Jacobs, G. v. Stephens, T.

CourtSuperior Court of Pennsylvania
DecidedJanuary 31, 2022
Docket889 WDA 2020
StatusUnpublished

This text of Jacobs, G. v. Stephens, T. (Jacobs, G. v. Stephens, T.) is published on Counsel Stack Legal Research, covering Superior Court of Pennsylvania primary law. Counsel Stack provides free access to over 12 million legal documents including statutes, case law, regulations, and constitutions.

Bluebook
Jacobs, G. v. Stephens, T., (Pa. Ct. App. 2022).

Opinion

J-A02019-22

NON-PRECEDENTIAL DECISION - SEE SUPERIOR COURT I.O.P. 65.37

GINA K. JACOBS, FORMERLY GINA K. : IN THE SUPERIOR COURT OF STEPHENS : PENNSYLVANIA : Appellant : : : v. : : : No. 889 WDA 2020 TIMOTHY L. STEPHENS :

Appeal from the Order Entered July 24, 2020 In the Court of Common Pleas of Venango County Civil Division at No(s): 872-2015

GINA K. JACOBS, FORMERLY GINA K. : IN THE SUPERIOR COURT OF STEPHENS : PENNSYLVANIA : : v. : : : TIMOTHY L. STEPHENS : : No. 293 WDA 2021 Appellant :

Appeal from the Order Entered July 24, 2020 In the Court of Common Pleas of Venango County Civil Division at No(s): 872-2015

BEFORE: OLSON, J., MURRAY, J., and PELLEGRINI, J.*

MEMORANDUM BY MURRAY, J.: FILED: JANUARY 31, 2022

Gina Jacobs (Jacobs) and Timothy L. Stephens (Stephens) cross-appeal

from the order denying their post-trial motions and making final the trial

____________________________________________

* Retired Senior Judge assigned to the Superior Court. J-A02019-22

court’s judgment entered from a non-jury trial regarding land partition issues.1

We affirm.

§ INFORMATION SHOWN
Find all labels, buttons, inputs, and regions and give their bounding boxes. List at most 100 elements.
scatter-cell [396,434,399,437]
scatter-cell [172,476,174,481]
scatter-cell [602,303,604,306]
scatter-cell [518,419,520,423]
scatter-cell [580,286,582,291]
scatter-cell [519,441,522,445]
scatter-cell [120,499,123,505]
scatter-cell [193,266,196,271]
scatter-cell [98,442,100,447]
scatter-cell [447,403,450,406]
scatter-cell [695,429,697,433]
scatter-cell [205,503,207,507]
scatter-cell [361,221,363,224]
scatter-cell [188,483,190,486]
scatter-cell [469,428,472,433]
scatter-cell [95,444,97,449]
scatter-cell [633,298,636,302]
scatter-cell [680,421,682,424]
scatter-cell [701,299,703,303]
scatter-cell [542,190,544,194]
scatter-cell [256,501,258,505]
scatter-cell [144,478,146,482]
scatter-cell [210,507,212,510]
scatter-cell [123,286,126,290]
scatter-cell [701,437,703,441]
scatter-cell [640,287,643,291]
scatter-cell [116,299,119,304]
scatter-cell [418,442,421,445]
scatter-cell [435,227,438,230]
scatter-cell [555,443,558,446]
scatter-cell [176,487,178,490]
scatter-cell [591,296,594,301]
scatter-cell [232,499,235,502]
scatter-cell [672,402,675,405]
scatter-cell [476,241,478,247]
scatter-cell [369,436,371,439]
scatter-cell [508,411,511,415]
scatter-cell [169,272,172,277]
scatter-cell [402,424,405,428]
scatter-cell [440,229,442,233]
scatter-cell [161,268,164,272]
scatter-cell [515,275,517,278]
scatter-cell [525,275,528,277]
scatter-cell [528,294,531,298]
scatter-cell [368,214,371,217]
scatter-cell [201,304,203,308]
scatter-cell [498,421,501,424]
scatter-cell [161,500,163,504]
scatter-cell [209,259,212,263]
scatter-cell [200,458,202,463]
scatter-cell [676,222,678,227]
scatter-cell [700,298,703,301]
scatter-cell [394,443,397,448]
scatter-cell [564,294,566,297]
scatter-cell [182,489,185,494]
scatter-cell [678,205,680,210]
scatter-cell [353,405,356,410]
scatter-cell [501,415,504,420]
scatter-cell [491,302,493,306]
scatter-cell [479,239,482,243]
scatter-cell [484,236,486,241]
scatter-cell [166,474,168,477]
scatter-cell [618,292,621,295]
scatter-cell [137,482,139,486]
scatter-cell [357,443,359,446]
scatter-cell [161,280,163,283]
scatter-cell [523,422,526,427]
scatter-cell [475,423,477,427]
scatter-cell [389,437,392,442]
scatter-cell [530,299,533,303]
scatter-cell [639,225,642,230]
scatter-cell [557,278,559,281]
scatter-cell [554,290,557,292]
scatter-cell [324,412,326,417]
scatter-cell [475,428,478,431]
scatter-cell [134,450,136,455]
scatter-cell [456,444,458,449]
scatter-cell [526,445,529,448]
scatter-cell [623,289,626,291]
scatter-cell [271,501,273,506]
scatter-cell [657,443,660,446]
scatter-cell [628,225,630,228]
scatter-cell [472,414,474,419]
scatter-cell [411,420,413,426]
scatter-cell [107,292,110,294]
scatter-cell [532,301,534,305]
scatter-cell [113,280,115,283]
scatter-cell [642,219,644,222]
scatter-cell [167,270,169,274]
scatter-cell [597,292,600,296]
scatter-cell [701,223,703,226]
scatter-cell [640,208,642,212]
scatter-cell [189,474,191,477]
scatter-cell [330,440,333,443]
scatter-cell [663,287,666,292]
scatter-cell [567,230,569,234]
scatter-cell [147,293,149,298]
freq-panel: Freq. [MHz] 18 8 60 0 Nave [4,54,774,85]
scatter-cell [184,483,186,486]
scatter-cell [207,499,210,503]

§ WHAT IS EXPECTED
In the court opinion above, which judge wrote the memorandum?

§ RESPONSE
Judge Murray